* **Problem to work on**: Find the lines with the string "Abdul" and return them.

---------- Information supplied

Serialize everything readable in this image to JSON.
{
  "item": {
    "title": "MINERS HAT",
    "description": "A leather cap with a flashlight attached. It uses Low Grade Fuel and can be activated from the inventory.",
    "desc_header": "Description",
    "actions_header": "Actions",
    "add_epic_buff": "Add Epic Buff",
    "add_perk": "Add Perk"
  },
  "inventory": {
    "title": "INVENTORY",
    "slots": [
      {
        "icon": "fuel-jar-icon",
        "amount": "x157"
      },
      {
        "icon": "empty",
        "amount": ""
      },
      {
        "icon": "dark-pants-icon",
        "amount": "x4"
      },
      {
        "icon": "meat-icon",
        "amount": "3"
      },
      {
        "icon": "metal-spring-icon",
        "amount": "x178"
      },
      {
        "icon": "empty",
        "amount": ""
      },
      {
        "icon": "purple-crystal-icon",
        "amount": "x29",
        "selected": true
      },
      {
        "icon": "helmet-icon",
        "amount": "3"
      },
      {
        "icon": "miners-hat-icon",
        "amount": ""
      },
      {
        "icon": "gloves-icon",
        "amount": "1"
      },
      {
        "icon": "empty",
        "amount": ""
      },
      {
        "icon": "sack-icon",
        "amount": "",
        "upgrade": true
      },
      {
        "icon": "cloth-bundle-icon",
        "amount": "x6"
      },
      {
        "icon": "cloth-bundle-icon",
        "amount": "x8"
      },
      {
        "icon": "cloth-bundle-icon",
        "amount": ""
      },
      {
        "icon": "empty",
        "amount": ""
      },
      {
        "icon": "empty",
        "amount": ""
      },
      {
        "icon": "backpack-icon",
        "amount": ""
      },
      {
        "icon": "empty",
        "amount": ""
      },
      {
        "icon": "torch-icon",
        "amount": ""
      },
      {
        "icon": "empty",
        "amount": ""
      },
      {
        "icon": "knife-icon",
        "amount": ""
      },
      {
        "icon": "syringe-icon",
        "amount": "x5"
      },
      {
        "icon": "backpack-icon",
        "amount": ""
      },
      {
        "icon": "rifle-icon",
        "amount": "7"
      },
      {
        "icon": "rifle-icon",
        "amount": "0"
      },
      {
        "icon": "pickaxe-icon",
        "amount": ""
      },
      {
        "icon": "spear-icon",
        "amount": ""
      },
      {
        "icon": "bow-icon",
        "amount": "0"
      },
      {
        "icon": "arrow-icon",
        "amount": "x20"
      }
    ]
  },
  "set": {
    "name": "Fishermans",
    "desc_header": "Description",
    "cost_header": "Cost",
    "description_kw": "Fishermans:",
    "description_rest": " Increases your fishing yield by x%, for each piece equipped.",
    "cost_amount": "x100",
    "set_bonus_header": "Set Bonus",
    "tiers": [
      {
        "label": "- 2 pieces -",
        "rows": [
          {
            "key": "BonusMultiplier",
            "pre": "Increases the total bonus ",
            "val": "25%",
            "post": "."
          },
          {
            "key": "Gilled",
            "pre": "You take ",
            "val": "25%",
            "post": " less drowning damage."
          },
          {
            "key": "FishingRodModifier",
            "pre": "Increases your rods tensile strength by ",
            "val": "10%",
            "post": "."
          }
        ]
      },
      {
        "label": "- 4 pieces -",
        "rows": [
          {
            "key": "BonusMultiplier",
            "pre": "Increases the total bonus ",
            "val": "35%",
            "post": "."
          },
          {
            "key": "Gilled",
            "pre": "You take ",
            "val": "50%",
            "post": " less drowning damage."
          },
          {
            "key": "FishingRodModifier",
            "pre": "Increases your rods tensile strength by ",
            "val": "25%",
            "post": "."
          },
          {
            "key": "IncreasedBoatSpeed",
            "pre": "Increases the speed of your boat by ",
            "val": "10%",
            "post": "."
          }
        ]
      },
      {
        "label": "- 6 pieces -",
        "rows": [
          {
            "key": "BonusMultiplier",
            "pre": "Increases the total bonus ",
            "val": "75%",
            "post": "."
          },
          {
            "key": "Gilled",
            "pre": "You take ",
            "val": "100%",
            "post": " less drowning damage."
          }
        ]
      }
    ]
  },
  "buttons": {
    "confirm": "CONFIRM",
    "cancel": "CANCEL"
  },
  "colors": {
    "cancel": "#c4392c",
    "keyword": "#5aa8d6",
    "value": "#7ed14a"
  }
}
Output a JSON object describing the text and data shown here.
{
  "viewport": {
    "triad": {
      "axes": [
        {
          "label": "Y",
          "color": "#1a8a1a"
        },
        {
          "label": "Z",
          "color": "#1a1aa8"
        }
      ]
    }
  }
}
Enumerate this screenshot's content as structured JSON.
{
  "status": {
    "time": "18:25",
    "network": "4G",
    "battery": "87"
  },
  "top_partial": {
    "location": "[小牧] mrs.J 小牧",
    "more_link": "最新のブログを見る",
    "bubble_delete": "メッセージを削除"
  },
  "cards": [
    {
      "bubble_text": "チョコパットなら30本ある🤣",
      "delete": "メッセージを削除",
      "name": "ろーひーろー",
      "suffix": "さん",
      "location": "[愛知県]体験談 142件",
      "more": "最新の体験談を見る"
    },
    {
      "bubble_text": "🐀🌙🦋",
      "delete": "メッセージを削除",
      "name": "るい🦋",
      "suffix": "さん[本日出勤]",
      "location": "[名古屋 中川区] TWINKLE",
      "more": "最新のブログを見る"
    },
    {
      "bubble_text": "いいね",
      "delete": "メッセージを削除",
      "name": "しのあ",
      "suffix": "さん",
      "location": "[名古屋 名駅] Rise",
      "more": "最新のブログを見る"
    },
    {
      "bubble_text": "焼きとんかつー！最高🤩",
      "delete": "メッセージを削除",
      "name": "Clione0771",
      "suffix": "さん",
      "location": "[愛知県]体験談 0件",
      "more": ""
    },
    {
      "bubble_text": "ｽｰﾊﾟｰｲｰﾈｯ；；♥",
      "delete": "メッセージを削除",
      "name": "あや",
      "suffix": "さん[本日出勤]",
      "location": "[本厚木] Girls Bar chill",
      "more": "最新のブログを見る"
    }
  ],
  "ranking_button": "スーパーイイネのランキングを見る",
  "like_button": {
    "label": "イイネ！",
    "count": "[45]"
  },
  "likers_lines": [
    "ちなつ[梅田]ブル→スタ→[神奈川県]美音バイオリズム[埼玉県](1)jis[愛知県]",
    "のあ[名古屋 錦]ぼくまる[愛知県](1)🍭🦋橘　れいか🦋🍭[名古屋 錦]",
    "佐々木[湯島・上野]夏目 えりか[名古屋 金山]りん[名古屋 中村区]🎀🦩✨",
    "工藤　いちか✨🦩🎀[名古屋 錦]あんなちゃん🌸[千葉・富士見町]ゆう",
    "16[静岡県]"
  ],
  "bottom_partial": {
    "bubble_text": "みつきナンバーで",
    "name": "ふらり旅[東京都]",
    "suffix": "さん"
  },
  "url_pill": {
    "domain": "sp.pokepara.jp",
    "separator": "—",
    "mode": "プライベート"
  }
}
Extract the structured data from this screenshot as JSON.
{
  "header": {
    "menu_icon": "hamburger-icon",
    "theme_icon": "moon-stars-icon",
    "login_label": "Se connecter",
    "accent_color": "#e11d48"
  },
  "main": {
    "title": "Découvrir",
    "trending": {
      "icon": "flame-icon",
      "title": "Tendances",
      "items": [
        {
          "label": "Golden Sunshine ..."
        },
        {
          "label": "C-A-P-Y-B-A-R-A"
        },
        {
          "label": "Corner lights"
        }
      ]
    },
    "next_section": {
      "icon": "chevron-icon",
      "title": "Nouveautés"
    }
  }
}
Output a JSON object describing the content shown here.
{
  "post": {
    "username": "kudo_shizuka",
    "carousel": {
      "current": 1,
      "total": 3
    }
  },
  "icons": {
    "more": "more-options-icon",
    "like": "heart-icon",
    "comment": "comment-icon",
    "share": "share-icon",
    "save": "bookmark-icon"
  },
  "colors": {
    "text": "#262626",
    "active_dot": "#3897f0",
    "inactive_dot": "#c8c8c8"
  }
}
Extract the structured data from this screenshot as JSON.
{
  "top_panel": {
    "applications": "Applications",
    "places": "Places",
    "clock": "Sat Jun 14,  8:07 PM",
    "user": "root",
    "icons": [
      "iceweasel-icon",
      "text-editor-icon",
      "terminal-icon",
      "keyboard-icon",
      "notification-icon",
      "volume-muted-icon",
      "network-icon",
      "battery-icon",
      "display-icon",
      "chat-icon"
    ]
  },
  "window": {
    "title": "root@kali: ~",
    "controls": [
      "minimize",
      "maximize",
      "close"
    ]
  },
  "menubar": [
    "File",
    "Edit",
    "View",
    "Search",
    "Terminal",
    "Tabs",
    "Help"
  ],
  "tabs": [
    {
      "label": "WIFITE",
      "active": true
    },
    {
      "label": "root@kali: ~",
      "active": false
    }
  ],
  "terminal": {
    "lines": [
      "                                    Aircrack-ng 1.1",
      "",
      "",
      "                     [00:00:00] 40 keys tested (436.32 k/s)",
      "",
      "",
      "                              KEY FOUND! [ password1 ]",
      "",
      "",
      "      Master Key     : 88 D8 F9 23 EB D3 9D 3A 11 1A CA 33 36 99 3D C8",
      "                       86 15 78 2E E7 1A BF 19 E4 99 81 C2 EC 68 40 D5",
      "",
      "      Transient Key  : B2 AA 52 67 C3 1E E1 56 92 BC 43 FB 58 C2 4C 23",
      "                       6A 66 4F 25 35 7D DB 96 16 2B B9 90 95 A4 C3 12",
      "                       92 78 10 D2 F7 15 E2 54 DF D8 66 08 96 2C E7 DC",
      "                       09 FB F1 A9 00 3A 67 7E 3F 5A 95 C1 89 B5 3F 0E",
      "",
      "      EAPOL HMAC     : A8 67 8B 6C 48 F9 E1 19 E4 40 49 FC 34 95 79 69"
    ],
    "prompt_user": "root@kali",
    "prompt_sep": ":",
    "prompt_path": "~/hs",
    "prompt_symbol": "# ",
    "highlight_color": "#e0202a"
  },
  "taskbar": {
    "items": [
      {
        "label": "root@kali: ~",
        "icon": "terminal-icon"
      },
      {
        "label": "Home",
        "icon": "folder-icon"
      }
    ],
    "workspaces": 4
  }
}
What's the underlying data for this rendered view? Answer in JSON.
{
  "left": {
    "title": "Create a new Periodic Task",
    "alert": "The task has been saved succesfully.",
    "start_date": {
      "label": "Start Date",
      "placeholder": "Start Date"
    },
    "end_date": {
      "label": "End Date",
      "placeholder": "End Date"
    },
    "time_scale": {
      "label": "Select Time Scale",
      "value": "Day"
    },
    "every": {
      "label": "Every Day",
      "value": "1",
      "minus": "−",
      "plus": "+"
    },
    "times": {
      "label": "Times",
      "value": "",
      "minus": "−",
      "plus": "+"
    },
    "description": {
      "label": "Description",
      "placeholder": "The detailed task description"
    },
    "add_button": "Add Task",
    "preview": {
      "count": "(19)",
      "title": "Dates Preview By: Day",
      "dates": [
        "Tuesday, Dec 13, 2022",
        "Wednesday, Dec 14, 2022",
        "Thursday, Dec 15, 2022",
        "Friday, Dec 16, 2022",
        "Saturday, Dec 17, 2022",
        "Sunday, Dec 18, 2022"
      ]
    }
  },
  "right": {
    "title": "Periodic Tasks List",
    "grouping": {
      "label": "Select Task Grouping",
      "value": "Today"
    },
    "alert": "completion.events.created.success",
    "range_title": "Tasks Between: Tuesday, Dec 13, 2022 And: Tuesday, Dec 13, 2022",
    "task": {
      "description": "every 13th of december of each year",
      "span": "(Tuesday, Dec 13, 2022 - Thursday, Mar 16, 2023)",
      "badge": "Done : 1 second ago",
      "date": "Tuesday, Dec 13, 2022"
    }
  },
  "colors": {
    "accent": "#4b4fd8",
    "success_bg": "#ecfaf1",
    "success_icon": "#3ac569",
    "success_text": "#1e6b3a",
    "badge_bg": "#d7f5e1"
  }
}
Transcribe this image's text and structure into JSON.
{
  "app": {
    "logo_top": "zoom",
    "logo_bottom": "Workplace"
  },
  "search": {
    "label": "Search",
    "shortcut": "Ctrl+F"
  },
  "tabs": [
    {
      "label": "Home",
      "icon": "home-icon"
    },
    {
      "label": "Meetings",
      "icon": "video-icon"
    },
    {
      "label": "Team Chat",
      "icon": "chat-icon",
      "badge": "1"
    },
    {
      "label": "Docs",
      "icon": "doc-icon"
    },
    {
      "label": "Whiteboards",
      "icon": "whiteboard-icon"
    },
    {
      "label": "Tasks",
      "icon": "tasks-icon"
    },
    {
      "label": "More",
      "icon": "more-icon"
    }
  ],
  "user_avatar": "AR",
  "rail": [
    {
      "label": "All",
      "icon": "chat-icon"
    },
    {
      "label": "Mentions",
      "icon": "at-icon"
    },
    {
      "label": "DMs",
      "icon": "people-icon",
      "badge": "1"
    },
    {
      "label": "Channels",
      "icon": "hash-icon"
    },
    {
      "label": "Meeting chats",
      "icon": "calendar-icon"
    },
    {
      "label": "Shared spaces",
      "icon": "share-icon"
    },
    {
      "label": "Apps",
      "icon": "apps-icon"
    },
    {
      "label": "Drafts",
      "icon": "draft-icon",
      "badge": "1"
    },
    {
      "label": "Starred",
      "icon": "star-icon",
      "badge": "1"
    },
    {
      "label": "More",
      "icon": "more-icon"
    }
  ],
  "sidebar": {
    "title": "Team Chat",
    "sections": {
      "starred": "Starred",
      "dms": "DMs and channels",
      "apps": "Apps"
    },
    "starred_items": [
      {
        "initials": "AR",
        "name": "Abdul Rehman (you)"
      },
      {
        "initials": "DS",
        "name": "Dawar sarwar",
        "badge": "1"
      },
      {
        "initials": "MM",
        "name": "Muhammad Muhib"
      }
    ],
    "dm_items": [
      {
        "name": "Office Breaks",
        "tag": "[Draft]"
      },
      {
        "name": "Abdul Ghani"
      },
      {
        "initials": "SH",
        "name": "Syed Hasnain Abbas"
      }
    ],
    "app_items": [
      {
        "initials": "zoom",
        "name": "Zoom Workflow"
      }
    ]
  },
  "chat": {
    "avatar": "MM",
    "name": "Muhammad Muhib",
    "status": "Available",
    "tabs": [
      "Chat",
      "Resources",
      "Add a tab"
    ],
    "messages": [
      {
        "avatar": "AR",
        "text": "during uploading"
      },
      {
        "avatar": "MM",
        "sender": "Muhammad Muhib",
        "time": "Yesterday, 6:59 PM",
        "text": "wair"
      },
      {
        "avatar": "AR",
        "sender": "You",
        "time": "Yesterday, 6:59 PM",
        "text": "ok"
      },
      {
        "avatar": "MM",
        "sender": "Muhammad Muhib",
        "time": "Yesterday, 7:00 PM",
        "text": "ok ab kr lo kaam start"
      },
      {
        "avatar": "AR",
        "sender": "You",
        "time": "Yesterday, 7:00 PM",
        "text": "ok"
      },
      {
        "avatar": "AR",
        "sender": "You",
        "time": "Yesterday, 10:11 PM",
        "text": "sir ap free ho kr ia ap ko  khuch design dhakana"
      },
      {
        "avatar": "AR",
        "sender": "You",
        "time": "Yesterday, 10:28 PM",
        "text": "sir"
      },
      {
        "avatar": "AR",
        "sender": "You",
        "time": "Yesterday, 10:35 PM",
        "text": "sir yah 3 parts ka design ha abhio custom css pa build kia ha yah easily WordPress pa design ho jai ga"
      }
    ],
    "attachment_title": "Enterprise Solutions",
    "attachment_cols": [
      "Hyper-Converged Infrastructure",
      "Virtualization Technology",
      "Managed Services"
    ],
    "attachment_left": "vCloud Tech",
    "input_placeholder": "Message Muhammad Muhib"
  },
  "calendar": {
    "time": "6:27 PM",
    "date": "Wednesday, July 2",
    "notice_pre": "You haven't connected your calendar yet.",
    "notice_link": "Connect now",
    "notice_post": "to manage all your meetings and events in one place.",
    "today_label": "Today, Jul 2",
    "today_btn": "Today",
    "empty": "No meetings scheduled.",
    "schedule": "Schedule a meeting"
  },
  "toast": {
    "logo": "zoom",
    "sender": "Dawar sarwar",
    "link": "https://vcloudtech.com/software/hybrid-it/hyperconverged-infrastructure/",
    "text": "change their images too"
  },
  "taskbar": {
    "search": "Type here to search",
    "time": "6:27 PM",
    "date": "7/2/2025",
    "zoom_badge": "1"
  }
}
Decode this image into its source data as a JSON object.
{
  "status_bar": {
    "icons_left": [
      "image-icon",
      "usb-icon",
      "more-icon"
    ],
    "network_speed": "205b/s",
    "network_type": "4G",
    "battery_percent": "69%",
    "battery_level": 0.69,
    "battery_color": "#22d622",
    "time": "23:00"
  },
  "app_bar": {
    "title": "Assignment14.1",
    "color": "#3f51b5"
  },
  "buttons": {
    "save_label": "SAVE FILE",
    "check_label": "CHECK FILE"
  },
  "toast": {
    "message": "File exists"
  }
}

--------------------

* **Result below**:
        "name": "Abdul Rehman (you)"
        "name": "Abdul Ghani"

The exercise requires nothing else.